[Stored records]
◇ ◇ ◇ ◇ ◇ ◇ ◇

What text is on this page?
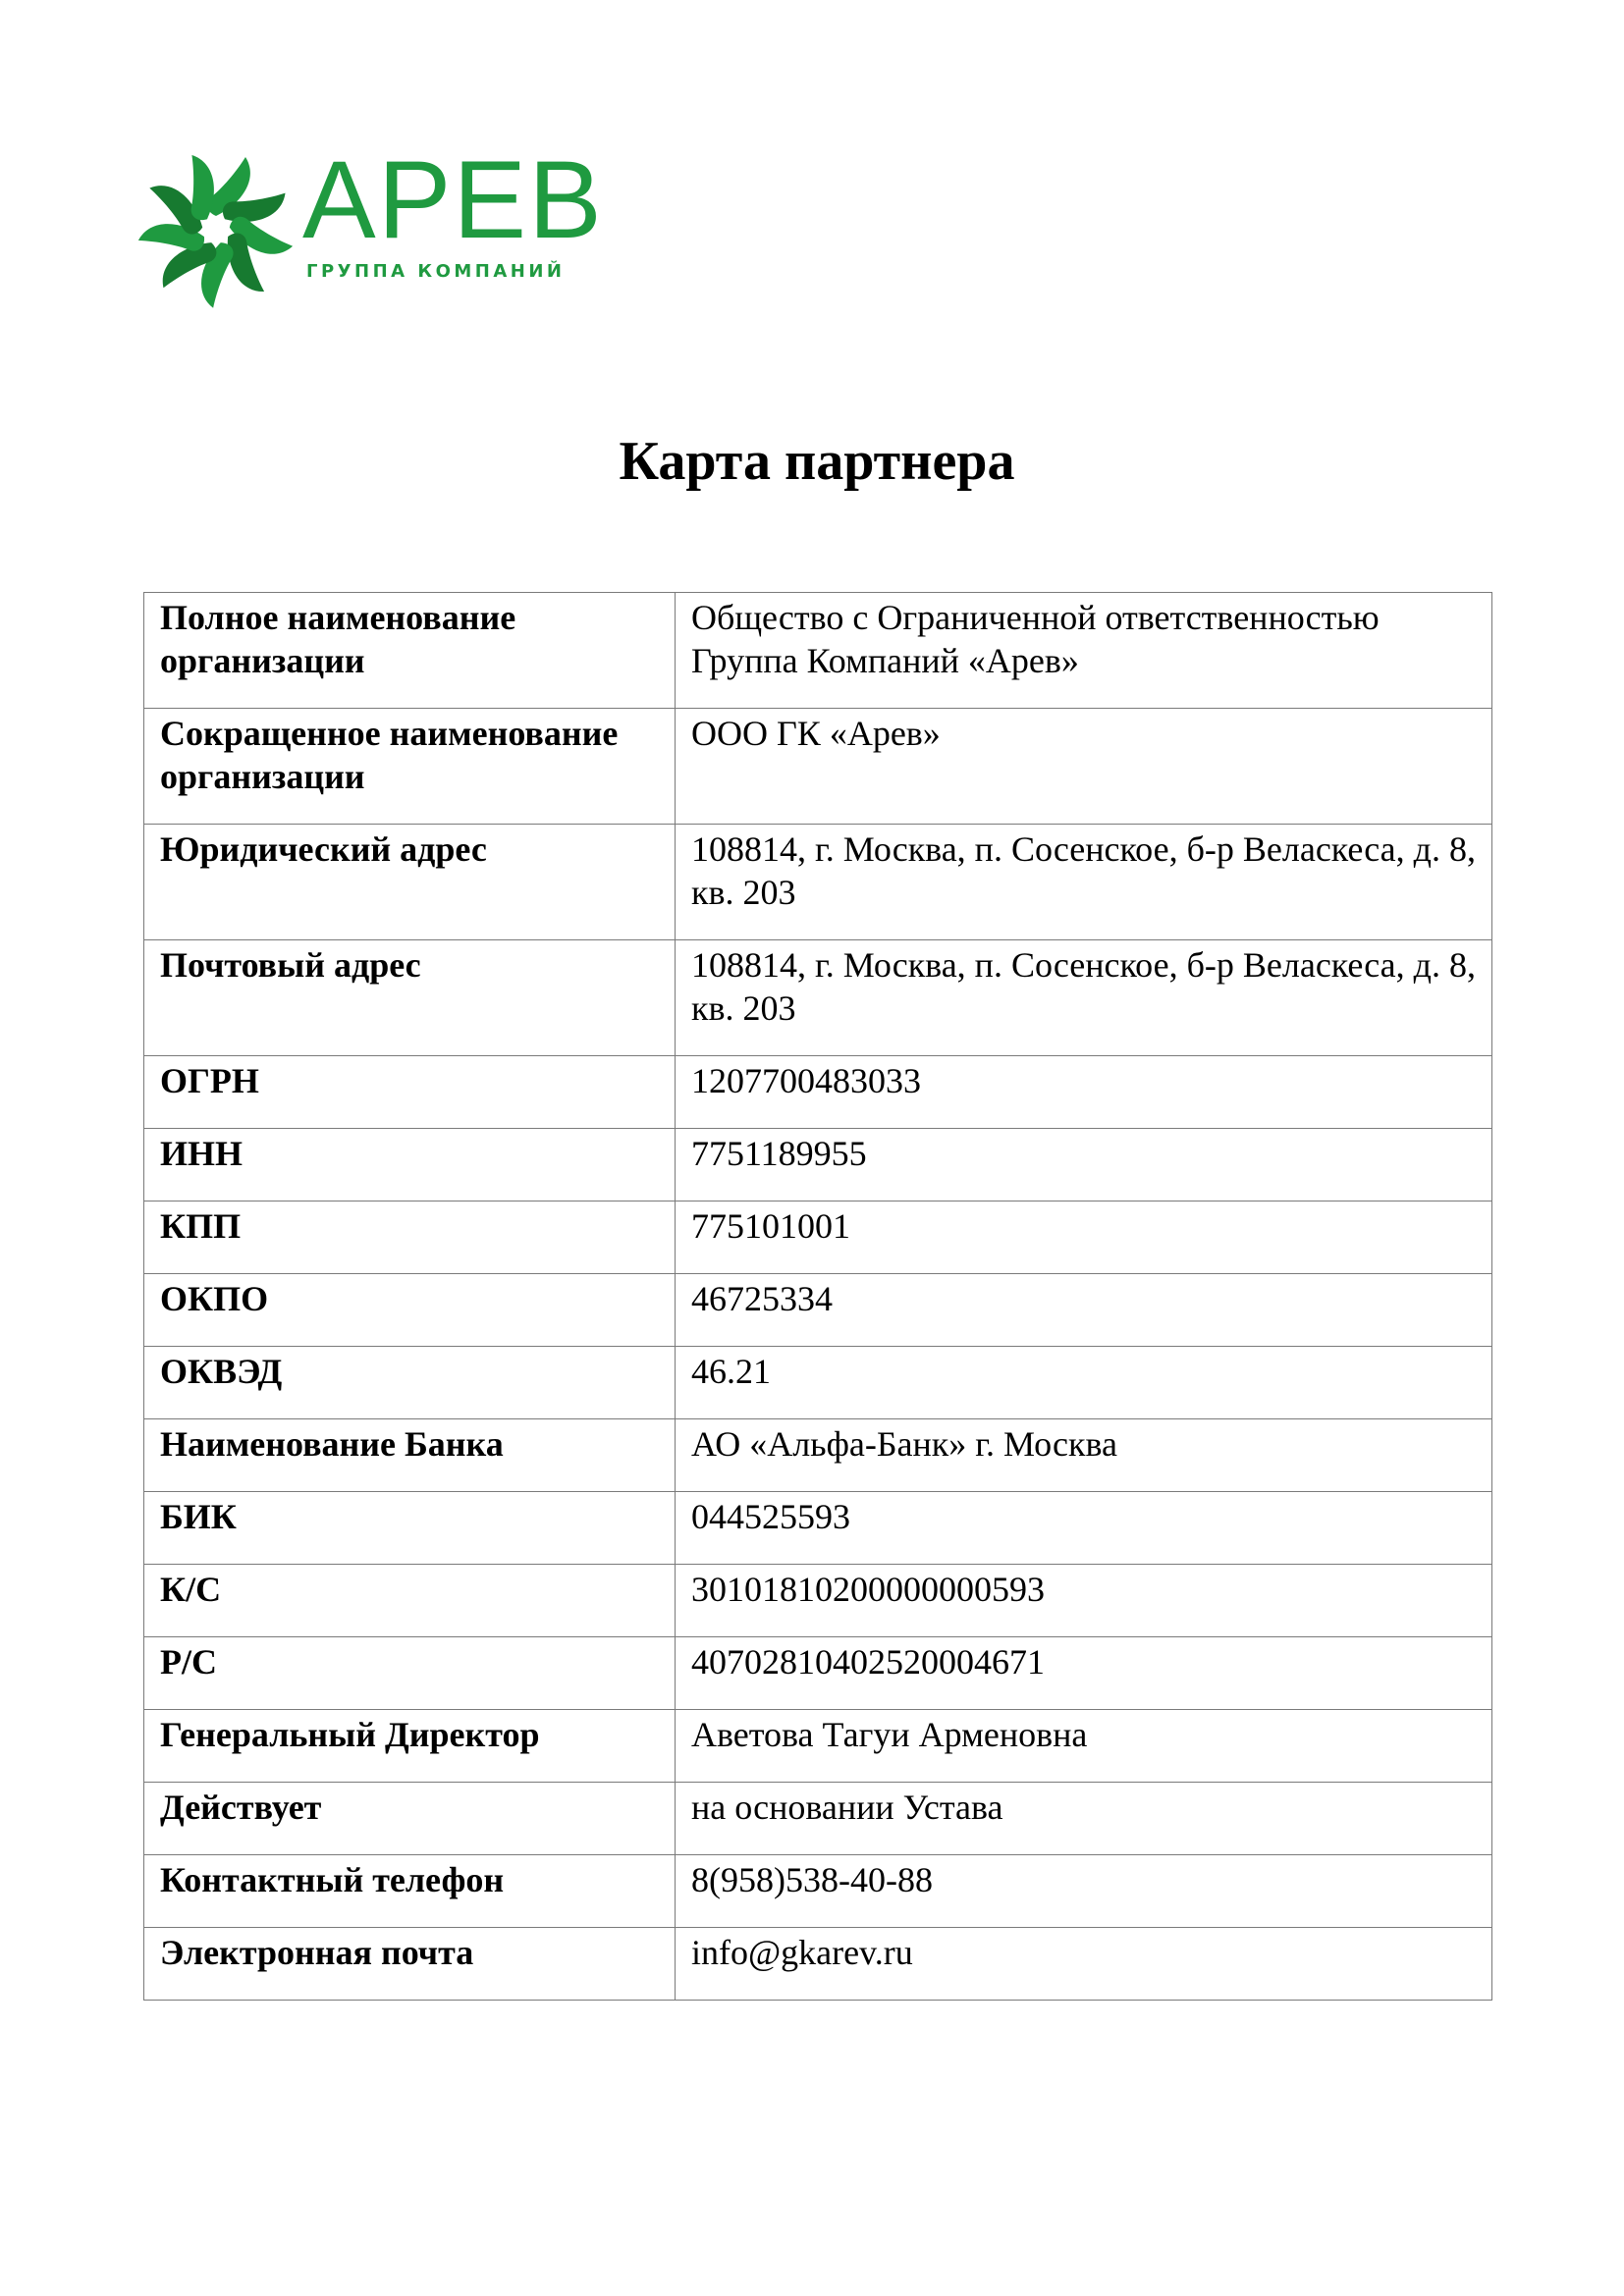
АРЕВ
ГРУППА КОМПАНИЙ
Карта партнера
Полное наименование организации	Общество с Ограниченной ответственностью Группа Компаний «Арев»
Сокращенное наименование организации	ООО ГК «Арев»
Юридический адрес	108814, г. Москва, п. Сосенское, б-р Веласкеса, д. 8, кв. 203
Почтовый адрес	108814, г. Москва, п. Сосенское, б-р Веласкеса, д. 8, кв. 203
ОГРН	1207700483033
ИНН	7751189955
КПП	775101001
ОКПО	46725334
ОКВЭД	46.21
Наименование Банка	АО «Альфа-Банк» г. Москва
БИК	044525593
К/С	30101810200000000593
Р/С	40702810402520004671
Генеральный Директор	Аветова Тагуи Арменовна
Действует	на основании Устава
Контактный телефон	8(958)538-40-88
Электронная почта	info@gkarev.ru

◇ ◇ ◇ ◇ ◇ ◇ ◇

● DIRECTION
The records above need to be given again exactly. Omit the pictures.

● EXPECTED ANSWER
What text is on this page?
АРЕВ
ГРУППА КОМПАНИЙ
Карта партнера
Полное наименование организации	Общество с Ограниченной ответственностью Группа Компаний «Арев»
Сокращенное наименование организации	ООО ГК «Арев»
Юридический адрес	108814, г. Москва, п. Сосенское, б-р Веласкеса, д. 8, кв. 203
Почтовый адрес	108814, г. Москва, п. Сосенское, б-р Веласкеса, д. 8, кв. 203
ОГРН	1207700483033
ИНН	7751189955
КПП	775101001
ОКПО	46725334
ОКВЭД	46.21
Наименование Банка	АО «Альфа-Банк» г. Москва
БИК	044525593
К/С	30101810200000000593
Р/С	40702810402520004671
Генеральный Директор	Аветова Тагуи Арменовна
Действует	на основании Устава
Контактный телефон	8(958)538-40-88
Электронная почта	info@gkarev.ru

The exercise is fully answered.